## begin DATA SUPPLIED

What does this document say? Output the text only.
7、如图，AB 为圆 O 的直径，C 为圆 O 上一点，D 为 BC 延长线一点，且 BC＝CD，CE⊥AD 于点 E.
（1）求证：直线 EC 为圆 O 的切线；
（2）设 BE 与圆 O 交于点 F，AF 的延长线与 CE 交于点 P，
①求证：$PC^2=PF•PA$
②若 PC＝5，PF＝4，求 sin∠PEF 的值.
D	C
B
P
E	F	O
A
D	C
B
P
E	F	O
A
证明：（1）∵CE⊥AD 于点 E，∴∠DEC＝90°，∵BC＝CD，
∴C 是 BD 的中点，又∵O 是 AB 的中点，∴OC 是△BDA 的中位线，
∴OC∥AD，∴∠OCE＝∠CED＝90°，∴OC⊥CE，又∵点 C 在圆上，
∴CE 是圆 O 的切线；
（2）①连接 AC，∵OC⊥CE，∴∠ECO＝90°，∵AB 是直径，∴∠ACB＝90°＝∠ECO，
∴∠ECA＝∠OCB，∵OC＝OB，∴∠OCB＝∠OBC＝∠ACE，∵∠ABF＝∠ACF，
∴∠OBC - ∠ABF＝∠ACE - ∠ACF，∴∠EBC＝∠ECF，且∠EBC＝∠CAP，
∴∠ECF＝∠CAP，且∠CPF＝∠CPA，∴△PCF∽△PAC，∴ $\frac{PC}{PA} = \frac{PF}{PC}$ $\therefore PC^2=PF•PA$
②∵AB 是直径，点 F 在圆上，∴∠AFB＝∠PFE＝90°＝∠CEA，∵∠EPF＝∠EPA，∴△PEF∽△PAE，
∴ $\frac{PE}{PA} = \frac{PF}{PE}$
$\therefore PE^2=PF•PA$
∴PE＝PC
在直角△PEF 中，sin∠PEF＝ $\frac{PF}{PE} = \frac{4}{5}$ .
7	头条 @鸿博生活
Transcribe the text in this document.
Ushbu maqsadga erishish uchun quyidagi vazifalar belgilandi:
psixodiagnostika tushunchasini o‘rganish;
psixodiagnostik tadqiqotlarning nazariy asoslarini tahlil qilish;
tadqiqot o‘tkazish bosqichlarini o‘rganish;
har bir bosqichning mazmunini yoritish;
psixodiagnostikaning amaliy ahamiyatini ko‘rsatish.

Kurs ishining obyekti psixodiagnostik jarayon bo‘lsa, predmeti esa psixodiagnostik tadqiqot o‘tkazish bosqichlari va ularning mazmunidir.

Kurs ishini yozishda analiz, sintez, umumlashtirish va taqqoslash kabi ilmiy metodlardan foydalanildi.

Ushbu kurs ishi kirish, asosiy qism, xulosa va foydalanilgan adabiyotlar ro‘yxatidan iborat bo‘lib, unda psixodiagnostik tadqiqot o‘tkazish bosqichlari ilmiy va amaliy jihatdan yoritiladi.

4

## end DATA SUPPLIED

- [EXERCISE BRIEF] The whole listing above needs to be written out again exactly.

- [WORKED SOLUTION]
What does this document say? Output the text only.
7、如图，AB 为圆 O 的直径，C 为圆 O 上一点，D 为 BC 延长线一点，且 BC＝CD，CE⊥AD 于点 E.
（1）求证：直线 EC 为圆 O 的切线；
（2）设 BE 与圆 O 交于点 F，AF 的延长线与 CE 交于点 P，
①求证：$PC^2=PF•PA$
②若 PC＝5，PF＝4，求 sin∠PEF 的值.
D	C
B
P
E	F	O
A
D	C
B
P
E	F	O
A
证明：（1）∵CE⊥AD 于点 E，∴∠DEC＝90°，∵BC＝CD，
∴C 是 BD 的中点，又∵O 是 AB 的中点，∴OC 是△BDA 的中位线，
∴OC∥AD，∴∠OCE＝∠CED＝90°，∴OC⊥CE，又∵点 C 在圆上，
∴CE 是圆 O 的切线；
（2）①连接 AC，∵OC⊥CE，∴∠ECO＝90°，∵AB 是直径，∴∠ACB＝90°＝∠ECO，
∴∠ECA＝∠OCB，∵OC＝OB，∴∠OCB＝∠OBC＝∠ACE，∵∠ABF＝∠ACF，
∴∠OBC - ∠ABF＝∠ACE - ∠ACF，∴∠EBC＝∠ECF，且∠EBC＝∠CAP，
∴∠ECF＝∠CAP，且∠CPF＝∠CPA，∴△PCF∽△PAC，∴ $\frac{PC}{PA} = \frac{PF}{PC}$ $\therefore PC^2=PF•PA$
②∵AB 是直径，点 F 在圆上，∴∠AFB＝∠PFE＝90°＝∠CEA，∵∠EPF＝∠EPA，∴△PEF∽△PAE，
∴ $\frac{PE}{PA} = \frac{PF}{PE}$
$\therefore PE^2=PF•PA$
∴PE＝PC
在直角△PEF 中，sin∠PEF＝ $\frac{PF}{PE} = \frac{4}{5}$ .
7	头条 @鸿博生活
Transcribe the text in this document.
Ushbu maqsadga erishish uchun quyidagi vazifalar belgilandi:
psixodiagnostika tushunchasini o‘rganish;
psixodiagnostik tadqiqotlarning nazariy asoslarini tahlil qilish;
tadqiqot o‘tkazish bosqichlarini o‘rganish;
har bir bosqichning mazmunini yoritish;
psixodiagnostikaning amaliy ahamiyatini ko‘rsatish.

Kurs ishining obyekti psixodiagnostik jarayon bo‘lsa, predmeti esa psixodiagnostik tadqiqot o‘tkazish bosqichlari va ularning mazmunidir.

Kurs ishini yozishda analiz, sintez, umumlashtirish va taqqoslash kabi ilmiy metodlardan foydalanildi.

Ushbu kurs ishi kirish, asosiy qism, xulosa va foydalanilgan adabiyotlar ro‘yxatidan iborat bo‘lib, unda psixodiagnostik tadqiqot o‘tkazish bosqichlari ilmiy va amaliy jihatdan yoritiladi.

4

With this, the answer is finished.